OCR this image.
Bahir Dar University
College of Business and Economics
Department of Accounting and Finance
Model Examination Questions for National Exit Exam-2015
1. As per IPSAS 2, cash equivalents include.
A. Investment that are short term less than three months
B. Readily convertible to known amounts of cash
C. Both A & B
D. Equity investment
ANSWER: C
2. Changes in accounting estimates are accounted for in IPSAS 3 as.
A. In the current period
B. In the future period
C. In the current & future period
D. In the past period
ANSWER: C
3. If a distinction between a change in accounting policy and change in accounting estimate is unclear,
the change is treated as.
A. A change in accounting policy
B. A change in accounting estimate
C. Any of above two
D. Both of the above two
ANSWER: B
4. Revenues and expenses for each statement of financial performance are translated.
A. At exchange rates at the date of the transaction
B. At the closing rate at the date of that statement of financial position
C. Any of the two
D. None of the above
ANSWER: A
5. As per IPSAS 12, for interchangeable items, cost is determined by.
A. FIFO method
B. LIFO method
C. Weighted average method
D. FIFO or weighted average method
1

══════════════════════════════

## Exercise brief
Please restate the whole listing word for word.

## Task output
OCR this image.
Bahir Dar University
College of Business and Economics
Department of Accounting and Finance
Model Examination Questions for National Exit Exam-2015
1. As per IPSAS 2, cash equivalents include.
A. Investment that are short term less than three months
B. Readily convertible to known amounts of cash
C. Both A & B
D. Equity investment
ANSWER: C
2. Changes in accounting estimates are accounted for in IPSAS 3 as.
A. In the current period
B. In the future period
C. In the current & future period
D. In the past period
ANSWER: C
3. If a distinction between a change in accounting policy and change in accounting estimate is unclear,
the change is treated as.
A. A change in accounting policy
B. A change in accounting estimate
C. Any of above two
D. Both of the above two
ANSWER: B
4. Revenues and expenses for each statement of financial performance are translated.
A. At exchange rates at the date of the transaction
B. At the closing rate at the date of that statement of financial position
C. Any of the two
D. None of the above
ANSWER: A
5. As per IPSAS 12, for interchangeable items, cost is determined by.
A. FIFO method
B. LIFO method
C. Weighted average method
D. FIFO or weighted average method
1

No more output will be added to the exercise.